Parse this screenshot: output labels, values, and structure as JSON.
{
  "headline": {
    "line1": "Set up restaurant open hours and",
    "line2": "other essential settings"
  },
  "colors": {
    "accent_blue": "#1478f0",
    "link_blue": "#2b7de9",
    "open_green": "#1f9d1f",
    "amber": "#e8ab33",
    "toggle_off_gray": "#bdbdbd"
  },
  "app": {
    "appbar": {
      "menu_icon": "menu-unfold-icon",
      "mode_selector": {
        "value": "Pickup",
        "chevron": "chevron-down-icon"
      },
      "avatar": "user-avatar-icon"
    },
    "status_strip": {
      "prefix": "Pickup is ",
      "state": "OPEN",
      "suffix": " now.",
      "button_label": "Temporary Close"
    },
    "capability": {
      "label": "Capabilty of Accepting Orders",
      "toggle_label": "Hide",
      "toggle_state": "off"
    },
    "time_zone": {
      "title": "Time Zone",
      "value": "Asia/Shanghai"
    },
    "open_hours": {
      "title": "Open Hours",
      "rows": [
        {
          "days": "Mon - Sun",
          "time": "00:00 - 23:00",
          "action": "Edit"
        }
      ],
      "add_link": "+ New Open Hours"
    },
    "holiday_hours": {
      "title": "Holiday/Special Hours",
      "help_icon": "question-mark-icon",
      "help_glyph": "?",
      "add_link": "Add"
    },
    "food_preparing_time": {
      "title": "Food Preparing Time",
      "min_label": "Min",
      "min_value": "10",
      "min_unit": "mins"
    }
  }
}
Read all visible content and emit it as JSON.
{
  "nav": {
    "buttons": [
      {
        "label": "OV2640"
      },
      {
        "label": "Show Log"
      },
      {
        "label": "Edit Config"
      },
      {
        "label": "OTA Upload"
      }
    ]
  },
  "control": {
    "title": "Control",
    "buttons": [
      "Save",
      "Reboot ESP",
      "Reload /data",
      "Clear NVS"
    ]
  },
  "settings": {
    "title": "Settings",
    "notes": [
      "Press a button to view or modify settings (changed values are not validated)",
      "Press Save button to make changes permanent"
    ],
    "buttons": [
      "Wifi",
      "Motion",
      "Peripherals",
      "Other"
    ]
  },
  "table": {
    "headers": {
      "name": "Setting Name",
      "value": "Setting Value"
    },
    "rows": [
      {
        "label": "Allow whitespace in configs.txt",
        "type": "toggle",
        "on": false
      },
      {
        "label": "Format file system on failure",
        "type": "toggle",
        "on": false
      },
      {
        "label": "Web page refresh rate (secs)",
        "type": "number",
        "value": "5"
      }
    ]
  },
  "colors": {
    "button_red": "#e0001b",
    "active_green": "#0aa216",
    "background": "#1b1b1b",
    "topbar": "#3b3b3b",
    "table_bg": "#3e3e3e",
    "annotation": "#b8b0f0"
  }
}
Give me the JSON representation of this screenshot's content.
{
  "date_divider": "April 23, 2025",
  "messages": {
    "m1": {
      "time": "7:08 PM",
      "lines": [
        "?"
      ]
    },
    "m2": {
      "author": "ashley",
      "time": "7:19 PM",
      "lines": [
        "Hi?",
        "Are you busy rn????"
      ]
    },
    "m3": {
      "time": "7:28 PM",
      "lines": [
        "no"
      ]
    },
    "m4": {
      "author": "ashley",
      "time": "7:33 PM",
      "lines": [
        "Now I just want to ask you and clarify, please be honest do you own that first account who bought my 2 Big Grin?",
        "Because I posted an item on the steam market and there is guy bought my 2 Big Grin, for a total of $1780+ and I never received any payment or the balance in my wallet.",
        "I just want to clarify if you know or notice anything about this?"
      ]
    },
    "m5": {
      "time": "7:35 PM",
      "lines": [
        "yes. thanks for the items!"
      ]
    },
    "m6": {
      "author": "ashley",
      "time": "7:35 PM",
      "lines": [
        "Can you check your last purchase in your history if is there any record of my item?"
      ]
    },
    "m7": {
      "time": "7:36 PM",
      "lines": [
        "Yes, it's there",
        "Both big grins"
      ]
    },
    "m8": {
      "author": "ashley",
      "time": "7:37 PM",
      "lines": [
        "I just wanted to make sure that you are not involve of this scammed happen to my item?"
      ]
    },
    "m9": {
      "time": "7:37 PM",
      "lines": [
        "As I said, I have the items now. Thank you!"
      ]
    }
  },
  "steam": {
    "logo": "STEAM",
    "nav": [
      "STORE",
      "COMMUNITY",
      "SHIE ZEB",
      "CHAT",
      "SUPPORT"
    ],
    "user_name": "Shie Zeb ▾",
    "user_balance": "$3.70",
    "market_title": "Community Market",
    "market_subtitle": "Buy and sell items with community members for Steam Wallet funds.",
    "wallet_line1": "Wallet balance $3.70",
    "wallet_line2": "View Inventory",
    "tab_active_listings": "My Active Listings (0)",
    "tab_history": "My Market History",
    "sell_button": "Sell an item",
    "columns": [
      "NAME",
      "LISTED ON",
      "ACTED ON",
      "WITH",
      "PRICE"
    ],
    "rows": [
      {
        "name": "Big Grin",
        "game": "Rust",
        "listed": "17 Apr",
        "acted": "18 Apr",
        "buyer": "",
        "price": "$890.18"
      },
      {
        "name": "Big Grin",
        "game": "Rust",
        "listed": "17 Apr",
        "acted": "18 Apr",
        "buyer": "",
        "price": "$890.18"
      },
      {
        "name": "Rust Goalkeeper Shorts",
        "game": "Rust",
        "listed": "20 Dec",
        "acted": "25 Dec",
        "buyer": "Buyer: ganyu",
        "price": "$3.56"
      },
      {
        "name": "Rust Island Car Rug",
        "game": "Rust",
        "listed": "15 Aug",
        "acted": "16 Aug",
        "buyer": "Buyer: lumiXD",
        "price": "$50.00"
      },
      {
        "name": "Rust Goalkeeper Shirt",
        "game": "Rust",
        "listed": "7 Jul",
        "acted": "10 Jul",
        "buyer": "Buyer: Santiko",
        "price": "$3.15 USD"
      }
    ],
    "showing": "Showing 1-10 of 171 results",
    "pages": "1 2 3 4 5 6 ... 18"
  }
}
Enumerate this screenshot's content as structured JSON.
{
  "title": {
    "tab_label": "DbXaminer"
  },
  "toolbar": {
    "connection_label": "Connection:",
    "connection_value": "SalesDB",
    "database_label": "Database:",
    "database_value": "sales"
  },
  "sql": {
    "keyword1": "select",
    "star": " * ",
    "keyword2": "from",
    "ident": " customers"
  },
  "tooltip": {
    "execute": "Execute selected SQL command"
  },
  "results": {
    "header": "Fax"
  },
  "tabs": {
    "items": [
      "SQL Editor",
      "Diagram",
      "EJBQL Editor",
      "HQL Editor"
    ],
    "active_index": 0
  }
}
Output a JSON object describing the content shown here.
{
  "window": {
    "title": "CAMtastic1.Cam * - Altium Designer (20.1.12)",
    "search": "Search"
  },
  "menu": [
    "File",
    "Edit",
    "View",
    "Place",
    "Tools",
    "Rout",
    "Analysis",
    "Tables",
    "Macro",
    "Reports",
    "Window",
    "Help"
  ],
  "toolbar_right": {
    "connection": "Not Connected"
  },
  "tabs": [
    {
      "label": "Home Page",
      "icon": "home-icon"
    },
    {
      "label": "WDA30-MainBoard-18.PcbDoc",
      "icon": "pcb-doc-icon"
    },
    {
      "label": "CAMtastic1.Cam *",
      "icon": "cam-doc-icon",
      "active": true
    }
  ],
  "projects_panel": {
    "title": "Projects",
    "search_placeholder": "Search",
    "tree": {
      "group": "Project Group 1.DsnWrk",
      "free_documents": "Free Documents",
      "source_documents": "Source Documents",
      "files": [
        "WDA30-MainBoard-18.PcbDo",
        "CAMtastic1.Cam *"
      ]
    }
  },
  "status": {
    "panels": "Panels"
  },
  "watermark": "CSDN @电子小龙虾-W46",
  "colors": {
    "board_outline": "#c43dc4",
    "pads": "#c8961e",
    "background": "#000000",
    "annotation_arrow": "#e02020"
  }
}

################

→ GIVEN PROBLEM
Copy each line of the data that contains the word "results".

→ EXERCISE RESULT
    "showing": "Showing 1-10 of 171 results",
  "results": {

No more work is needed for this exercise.